Goal of the exercise: Output every record word for word.
>> Begin Data for this task
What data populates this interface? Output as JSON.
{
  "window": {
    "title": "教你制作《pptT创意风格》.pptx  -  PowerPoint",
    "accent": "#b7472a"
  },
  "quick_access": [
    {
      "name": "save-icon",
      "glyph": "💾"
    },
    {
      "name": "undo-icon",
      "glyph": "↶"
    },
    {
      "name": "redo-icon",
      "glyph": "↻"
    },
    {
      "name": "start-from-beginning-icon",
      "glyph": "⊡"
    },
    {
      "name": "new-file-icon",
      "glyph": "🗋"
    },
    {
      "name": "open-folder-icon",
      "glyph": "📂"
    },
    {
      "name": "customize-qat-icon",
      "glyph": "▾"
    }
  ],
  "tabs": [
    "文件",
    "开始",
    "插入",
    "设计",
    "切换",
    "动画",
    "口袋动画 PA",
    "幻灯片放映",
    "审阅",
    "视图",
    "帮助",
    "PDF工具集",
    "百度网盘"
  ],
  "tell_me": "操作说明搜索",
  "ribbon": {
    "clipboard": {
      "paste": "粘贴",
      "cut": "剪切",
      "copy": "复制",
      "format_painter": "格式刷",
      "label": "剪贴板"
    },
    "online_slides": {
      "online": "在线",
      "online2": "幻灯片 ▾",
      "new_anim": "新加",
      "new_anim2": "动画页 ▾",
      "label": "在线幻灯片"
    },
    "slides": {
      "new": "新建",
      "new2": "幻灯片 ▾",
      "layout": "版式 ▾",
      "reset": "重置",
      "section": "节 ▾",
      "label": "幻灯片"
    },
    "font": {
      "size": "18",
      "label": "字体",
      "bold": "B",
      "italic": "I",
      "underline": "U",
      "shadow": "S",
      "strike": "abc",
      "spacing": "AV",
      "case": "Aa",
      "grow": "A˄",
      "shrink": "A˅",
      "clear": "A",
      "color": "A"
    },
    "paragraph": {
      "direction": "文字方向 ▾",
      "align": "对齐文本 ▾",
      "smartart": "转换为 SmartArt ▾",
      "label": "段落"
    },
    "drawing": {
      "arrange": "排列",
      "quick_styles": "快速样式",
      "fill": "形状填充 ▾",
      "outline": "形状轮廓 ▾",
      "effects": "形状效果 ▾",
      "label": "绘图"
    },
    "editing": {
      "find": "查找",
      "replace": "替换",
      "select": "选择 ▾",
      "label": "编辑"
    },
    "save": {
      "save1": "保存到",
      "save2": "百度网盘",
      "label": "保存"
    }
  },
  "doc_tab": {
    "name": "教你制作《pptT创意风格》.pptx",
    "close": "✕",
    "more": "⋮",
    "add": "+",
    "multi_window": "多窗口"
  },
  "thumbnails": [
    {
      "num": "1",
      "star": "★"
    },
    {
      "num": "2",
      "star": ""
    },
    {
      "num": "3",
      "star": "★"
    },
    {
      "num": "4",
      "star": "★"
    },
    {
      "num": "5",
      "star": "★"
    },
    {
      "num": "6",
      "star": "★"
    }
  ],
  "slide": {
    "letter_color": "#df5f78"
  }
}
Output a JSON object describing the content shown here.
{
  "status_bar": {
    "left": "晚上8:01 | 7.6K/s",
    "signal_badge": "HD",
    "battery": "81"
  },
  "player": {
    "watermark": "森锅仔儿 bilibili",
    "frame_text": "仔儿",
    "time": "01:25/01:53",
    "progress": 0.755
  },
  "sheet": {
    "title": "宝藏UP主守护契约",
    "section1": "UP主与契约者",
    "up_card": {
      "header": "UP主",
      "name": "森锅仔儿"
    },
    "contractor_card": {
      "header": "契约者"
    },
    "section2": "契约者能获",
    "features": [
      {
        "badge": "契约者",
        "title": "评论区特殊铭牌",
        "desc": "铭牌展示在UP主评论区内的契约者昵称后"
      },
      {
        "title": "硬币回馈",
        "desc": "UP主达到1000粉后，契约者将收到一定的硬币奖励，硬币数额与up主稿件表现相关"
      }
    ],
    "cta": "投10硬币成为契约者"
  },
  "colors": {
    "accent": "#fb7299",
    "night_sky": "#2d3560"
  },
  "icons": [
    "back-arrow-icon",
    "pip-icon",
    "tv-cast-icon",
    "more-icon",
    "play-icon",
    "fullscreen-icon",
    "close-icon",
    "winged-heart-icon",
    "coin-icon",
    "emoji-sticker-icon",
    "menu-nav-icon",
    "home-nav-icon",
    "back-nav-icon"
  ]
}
>> End Data for this task
Response:
What data populates this interface? Output as JSON.
{
  "window": {
    "title": "教你制作《pptT创意风格》.pptx  -  PowerPoint",
    "accent": "#b7472a"
  },
  "quick_access": [
    {
      "name": "save-icon",
      "glyph": "💾"
    },
    {
      "name": "undo-icon",
      "glyph": "↶"
    },
    {
      "name": "redo-icon",
      "glyph": "↻"
    },
    {
      "name": "start-from-beginning-icon",
      "glyph": "⊡"
    },
    {
      "name": "new-file-icon",
      "glyph": "🗋"
    },
    {
      "name": "open-folder-icon",
      "glyph": "📂"
    },
    {
      "name": "customize-qat-icon",
      "glyph": "▾"
    }
  ],
  "tabs": [
    "文件",
    "开始",
    "插入",
    "设计",
    "切换",
    "动画",
    "口袋动画 PA",
    "幻灯片放映",
    "审阅",
    "视图",
    "帮助",
    "PDF工具集",
    "百度网盘"
  ],
  "tell_me": "操作说明搜索",
  "ribbon": {
    "clipboard": {
      "paste": "粘贴",
      "cut": "剪切",
      "copy": "复制",
      "format_painter": "格式刷",
      "label": "剪贴板"
    },
    "online_slides": {
      "online": "在线",
      "online2": "幻灯片 ▾",
      "new_anim": "新加",
      "new_anim2": "动画页 ▾",
      "label": "在线幻灯片"
    },
    "slides": {
      "new": "新建",
      "new2": "幻灯片 ▾",
      "layout": "版式 ▾",
      "reset": "重置",
      "section": "节 ▾",
      "label": "幻灯片"
    },
    "font": {
      "size": "18",
      "label": "字体",
      "bold": "B",
      "italic": "I",
      "underline": "U",
      "shadow": "S",
      "strike": "abc",
      "spacing": "AV",
      "case": "Aa",
      "grow": "A˄",
      "shrink": "A˅",
      "clear": "A",
      "color": "A"
    },
    "paragraph": {
      "direction": "文字方向 ▾",
      "align": "对齐文本 ▾",
      "smartart": "转换为 SmartArt ▾",
      "label": "段落"
    },
    "drawing": {
      "arrange": "排列",
      "quick_styles": "快速样式",
      "fill": "形状填充 ▾",
      "outline": "形状轮廓 ▾",
      "effects": "形状效果 ▾",
      "label": "绘图"
    },
    "editing": {
      "find": "查找",
      "replace": "替换",
      "select": "选择 ▾",
      "label": "编辑"
    },
    "save": {
      "save1": "保存到",
      "save2": "百度网盘",
      "label": "保存"
    }
  },
  "doc_tab": {
    "name": "教你制作《pptT创意风格》.pptx",
    "close": "✕",
    "more": "⋮",
    "add": "+",
    "multi_window": "多窗口"
  },
  "thumbnails": [
    {
      "num": "1",
      "star": "★"
    },
    {
      "num": "2",
      "star": ""
    },
    {
      "num": "3",
      "star": "★"
    },
    {
      "num": "4",
      "star": "★"
    },
    {
      "num": "5",
      "star": "★"
    },
    {
      "num": "6",
      "star": "★"
    }
  ],
  "slide": {
    "letter_color": "#df5f78"
  }
}
Output a JSON object describing the content shown here.
{
  "status_bar": {
    "left": "晚上8:01 | 7.6K/s",
    "signal_badge": "HD",
    "battery": "81"
  },
  "player": {
    "watermark": "森锅仔儿 bilibili",
    "frame_text": "仔儿",
    "time": "01:25/01:53",
    "progress": 0.755
  },
  "sheet": {
    "title": "宝藏UP主守护契约",
    "section1": "UP主与契约者",
    "up_card": {
      "header": "UP主",
      "name": "森锅仔儿"
    },
    "contractor_card": {
      "header": "契约者"
    },
    "section2": "契约者能获",
    "features": [
      {
        "badge": "契约者",
        "title": "评论区特殊铭牌",
        "desc": "铭牌展示在UP主评论区内的契约者昵称后"
      },
      {
        "title": "硬币回馈",
        "desc": "UP主达到1000粉后，契约者将收到一定的硬币奖励，硬币数额与up主稿件表现相关"
      }
    ],
    "cta": "投10硬币成为契约者"
  },
  "colors": {
    "accent": "#fb7299",
    "night_sky": "#2d3560"
  },
  "icons": [
    "back-arrow-icon",
    "pip-icon",
    "tv-cast-icon",
    "more-icon",
    "play-icon",
    "fullscreen-icon",
    "close-icon",
    "winged-heart-icon",
    "coin-icon",
    "emoji-sticker-icon",
    "menu-nav-icon",
    "home-nav-icon",
    "back-nav-icon"
  ]
}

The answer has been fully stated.